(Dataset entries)
★ ★ ★ ★ ★

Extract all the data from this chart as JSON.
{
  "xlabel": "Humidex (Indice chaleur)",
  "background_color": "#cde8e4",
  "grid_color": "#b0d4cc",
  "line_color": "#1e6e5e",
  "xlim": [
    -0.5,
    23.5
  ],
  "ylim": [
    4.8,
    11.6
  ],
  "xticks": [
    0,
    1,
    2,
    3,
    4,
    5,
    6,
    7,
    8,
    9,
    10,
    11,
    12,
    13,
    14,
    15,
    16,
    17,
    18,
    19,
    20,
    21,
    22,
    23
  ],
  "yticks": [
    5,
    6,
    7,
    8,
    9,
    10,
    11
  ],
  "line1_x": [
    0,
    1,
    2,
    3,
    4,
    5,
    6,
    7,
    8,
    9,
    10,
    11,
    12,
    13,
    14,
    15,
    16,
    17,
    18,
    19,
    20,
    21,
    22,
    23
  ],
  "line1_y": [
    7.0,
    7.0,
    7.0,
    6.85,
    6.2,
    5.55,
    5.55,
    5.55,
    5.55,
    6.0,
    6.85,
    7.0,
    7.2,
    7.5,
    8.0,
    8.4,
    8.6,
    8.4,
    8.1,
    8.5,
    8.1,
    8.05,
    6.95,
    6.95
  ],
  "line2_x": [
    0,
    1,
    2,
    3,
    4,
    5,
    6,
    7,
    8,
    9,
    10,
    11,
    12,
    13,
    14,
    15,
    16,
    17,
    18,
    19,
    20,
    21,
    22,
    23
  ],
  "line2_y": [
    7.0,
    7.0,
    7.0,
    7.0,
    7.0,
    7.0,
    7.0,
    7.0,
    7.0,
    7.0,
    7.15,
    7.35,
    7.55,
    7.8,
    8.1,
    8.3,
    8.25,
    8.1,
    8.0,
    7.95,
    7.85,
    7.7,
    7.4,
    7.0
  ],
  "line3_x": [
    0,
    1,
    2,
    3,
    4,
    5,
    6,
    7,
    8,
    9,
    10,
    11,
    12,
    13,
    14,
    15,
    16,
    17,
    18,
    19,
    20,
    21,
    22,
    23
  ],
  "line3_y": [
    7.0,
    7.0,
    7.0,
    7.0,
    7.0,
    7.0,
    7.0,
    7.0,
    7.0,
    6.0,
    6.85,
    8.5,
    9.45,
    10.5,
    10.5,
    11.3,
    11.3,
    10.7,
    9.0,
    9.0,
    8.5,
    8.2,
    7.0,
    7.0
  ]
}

★ ★ ★ ★ ★

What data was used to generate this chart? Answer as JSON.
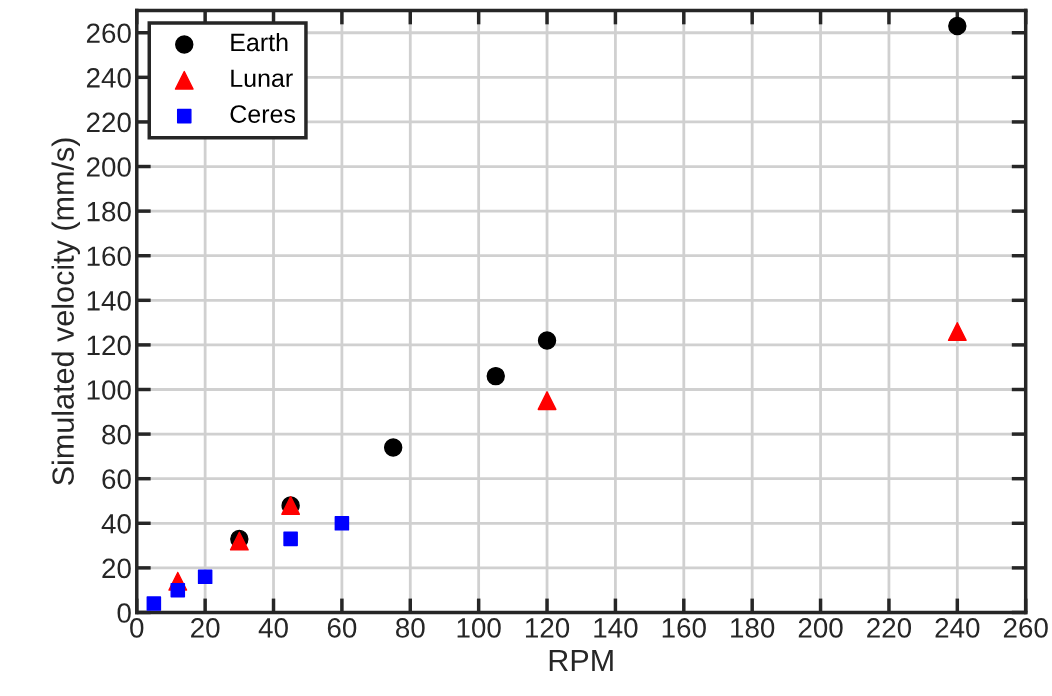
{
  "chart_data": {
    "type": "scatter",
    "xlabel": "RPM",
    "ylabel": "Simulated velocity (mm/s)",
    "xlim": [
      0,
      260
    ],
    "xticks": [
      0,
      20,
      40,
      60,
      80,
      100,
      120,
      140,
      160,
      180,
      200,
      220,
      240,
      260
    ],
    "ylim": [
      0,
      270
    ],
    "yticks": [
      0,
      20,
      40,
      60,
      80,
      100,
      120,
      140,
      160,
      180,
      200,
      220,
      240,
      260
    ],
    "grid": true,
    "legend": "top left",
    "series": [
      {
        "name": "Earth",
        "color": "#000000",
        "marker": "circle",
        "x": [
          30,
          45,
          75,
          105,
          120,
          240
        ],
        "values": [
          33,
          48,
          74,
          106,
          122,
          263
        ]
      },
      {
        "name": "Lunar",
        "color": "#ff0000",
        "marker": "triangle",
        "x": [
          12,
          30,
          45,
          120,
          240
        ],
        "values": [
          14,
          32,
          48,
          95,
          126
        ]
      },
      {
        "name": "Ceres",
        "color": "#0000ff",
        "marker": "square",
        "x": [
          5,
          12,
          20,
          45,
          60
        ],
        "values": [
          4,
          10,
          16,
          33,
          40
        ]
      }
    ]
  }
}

★ ★ ★ ★ ★

Task statement ->
List the lines of the material in which the word "JSON" occurs.

Reply to the task ->
Extract all the data from this chart as JSON.
What data was used to generate this chart? Answer as JSON.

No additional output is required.